# REQUIRED ACTIONS:
[1] In the forum thread below about first-time splitboard riding, what binding angles does the goofy rider who opened the thread use?
[2] Write the next part of the forum thread below about first-time splitboard riding, starting from the point where it stops.

# READING TEXT:

▬▬▬

# Questions about first time splitboard riding



## sm0ke (Mar 21, 2011)

i went out in an intro to backcountry a couple weeks back with my new splitboard and just had a hell of a time dialing it in. Standing on the board in my garage it really felt like it was my normal stance, but when i got out there it seemed nearly impossible to make turns on it; what i cant figure out is if it was just me being so tired from skinning all day for the first time or if it was the metal plates under my bindings preventing me from really flexing the board

i used the voile DIY kit, goofy rider with angles at 9 and 12 and a wider than normal stance - i was thinking about opening up my stance a bit more to see if that helps but im curious if it just takes some getting used too

i will most likely take it out this weekend to my local hill and just bomb around to really get a feel for it before i go BC again


----------



## linvillegorge (Jul 6, 2009)

Honestly, I'd be willing to bet it was primarily due to dead legs after skinning. There's riding and then there's riding after major hiking or skinning.

I'd ridden on Voile sliders and haven't noticed a huge difference in terms of riding ability. However, after a few skins up, I'm riding like a flailing fucking idiot. It isn't due to the equipment, it's due to my legs being fucking shot.


----------



## Supra (Jan 11, 2012)

yeah, you've got the right idea. go to a resort and do some runs on it. Bring your tools for adjustments. It's got to be dialed in for when you hit the bc. 
and start walking up every stair you can find to get your legs in shape


----------



## snowvols (Apr 16, 2008)

I think snowolf nailed the problem on the head. When I used to have slider plates I used to HATE the trees. It seemed my board never gave me the desired response. Now that I am rocking some Sparks all of my problems have been solved. They sit much lower on the board than the slider plate and then regular bindings on top of them. If you can get a deal on them locally like on CL do that.


----------



## mjd (Mar 13, 2009)

▬▬▬

# DATA SHOWN:

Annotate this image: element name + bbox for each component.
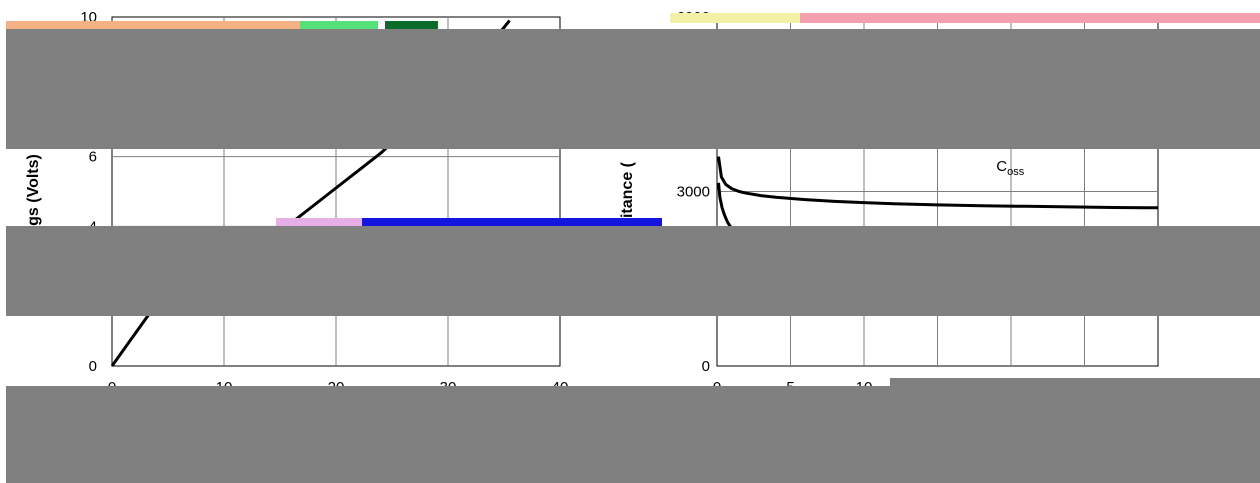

▬▬▬

# RESPONSES:
[1] 9 and 12

[2]
sparks binders slide right over the pucks and help out a lot with response. also try swapping out the chinese hooks for karakorum clips as this will bring your boards halves together much tighter and add to the performance. my first year splitboarding taught me how out of shape i was. two laps up the mountain and i was toast. so yea, lift-service legs and splitboarding legs are two very different things.


----------



## killclimbz (Aug 10, 2007)

Your legs were probably shot. It takes awhile to be able to do a grueling hike and then turn around and ride right back down it. Good news is that you'll get there fairly quick if you keep splitting. 

Do yourself a favor and get some Spark bindings or go full on with a Karakorum kit. Although Spark is introducing a new interface for next season that looks absolutely amazing. The difference in performance is huge with splitboard bindings, I don't know if that is truly your problem but it will make your life easier. Skinning, weight, power transfer are all better with splitboard bindings. 

K Clips are pretty decent. I am using them on my SL Split and they are pretty great. The thing is torsional wise, Voile Chinese hooks are better. So there is give and take. I guess I am not going back to Voile Chinese hooks on my main ride, so that speaks volumes as to how I like K Clips.


----------



## ShredLife (Feb 6, 2010)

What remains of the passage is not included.